Some lines of these records may hold the word "email"; state how many, using only the number.

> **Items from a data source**
- - - - - - -

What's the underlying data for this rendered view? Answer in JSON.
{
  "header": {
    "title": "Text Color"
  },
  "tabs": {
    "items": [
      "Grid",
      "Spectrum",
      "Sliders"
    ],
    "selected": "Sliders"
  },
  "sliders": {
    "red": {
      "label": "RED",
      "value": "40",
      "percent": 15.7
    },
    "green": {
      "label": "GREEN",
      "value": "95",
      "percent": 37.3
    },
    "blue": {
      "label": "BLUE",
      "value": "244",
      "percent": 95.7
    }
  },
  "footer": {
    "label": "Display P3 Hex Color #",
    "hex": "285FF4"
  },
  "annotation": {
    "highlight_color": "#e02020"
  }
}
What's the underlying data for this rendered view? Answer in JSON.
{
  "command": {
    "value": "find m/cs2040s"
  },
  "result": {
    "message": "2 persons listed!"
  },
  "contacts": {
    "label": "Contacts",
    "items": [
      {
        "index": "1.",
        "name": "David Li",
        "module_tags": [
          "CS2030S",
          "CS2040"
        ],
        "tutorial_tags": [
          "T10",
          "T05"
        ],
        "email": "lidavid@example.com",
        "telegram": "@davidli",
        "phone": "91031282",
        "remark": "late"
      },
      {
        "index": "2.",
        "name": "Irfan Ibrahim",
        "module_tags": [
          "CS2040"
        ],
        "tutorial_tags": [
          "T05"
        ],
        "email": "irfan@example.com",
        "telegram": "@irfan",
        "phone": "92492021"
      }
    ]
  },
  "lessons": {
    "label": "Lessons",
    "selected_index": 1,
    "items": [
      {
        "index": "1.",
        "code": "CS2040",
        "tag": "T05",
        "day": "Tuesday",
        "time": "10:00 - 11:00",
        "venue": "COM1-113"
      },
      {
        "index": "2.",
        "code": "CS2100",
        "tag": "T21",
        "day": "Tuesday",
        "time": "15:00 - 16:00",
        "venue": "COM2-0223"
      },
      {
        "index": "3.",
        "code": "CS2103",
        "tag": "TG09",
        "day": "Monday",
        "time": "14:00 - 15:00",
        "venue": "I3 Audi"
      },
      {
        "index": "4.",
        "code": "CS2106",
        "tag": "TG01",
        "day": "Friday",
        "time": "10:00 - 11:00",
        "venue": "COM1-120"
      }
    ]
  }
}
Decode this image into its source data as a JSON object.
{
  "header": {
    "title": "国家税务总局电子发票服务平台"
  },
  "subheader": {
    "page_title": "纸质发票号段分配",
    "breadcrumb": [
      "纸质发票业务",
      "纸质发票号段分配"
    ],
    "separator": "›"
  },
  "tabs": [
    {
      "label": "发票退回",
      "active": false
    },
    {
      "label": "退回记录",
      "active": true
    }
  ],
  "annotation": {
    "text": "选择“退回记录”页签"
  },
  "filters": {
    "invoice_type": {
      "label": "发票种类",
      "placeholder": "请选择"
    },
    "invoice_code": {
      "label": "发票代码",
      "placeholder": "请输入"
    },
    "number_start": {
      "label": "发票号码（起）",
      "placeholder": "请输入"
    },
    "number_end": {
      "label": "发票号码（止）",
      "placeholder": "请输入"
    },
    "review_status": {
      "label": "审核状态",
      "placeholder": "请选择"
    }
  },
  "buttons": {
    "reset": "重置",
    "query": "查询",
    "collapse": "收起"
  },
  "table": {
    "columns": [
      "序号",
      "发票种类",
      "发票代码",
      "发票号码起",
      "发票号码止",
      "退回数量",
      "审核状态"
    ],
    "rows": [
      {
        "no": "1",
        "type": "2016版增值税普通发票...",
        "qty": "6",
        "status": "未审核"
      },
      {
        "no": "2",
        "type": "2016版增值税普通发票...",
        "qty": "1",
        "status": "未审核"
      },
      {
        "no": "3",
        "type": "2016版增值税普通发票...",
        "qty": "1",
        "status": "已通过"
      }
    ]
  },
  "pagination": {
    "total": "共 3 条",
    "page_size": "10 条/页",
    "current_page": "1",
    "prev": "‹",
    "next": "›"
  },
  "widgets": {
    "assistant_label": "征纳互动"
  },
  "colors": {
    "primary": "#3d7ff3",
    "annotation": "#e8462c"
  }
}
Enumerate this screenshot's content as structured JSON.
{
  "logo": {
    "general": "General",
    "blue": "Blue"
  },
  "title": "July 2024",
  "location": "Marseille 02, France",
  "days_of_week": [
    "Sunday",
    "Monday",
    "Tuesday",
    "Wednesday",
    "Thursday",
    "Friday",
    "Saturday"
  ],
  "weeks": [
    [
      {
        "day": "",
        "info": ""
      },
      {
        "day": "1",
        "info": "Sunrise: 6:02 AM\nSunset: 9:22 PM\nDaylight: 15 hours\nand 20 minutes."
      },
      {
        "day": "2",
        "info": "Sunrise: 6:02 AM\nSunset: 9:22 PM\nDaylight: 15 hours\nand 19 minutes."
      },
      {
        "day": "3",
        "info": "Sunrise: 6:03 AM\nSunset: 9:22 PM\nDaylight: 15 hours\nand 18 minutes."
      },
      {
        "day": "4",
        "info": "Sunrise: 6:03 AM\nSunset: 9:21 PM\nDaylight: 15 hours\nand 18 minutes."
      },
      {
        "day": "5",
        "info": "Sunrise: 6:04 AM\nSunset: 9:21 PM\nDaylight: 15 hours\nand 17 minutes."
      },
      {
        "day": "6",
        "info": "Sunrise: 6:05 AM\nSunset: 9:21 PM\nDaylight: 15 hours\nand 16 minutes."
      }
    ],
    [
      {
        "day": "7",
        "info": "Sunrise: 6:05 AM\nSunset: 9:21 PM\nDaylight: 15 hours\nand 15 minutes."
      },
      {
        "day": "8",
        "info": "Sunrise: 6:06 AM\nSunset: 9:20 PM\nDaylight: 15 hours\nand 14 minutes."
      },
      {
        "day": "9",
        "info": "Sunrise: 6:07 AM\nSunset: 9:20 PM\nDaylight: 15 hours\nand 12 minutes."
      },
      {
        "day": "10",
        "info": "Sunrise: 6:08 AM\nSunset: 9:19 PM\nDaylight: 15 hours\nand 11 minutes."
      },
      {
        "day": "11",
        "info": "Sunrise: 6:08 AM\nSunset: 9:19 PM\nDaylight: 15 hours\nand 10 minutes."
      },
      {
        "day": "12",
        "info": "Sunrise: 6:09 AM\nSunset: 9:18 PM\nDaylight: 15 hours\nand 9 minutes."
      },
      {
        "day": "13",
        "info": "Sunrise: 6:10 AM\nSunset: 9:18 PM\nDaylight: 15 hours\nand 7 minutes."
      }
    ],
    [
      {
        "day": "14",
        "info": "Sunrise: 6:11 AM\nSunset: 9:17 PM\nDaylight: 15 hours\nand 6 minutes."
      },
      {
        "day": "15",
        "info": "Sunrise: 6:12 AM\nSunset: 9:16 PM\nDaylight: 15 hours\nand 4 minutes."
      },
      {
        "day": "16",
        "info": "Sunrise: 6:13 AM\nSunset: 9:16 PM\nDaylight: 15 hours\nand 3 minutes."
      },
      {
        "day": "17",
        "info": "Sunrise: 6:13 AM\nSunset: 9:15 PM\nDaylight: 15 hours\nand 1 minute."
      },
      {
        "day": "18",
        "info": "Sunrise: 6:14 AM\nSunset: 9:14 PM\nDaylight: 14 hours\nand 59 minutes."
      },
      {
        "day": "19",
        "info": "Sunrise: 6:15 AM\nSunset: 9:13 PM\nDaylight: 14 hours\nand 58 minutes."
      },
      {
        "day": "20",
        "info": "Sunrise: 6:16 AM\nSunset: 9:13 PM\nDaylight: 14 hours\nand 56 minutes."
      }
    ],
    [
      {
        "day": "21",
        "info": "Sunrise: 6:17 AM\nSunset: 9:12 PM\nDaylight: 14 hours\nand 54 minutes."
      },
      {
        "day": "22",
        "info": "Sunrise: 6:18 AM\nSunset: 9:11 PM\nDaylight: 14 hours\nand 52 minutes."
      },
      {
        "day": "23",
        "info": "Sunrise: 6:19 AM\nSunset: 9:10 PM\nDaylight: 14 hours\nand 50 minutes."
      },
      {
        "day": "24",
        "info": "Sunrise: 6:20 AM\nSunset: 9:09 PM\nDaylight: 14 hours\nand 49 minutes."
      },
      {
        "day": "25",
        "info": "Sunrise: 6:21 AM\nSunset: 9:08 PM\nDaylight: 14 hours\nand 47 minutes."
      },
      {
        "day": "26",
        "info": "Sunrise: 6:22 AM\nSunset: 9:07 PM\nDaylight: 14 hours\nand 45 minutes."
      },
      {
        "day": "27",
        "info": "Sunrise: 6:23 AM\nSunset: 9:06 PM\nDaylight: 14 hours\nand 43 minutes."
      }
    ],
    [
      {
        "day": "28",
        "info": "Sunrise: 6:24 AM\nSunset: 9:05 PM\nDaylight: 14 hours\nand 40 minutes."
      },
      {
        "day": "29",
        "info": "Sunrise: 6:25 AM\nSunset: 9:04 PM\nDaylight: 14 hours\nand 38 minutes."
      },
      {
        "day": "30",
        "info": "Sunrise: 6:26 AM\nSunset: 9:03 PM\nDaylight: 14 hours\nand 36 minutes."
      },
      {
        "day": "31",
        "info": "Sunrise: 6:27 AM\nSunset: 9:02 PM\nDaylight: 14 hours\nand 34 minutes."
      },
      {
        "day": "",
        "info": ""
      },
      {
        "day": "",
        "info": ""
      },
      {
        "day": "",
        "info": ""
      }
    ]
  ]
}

- - - - - - -

> **Answer to the task**
2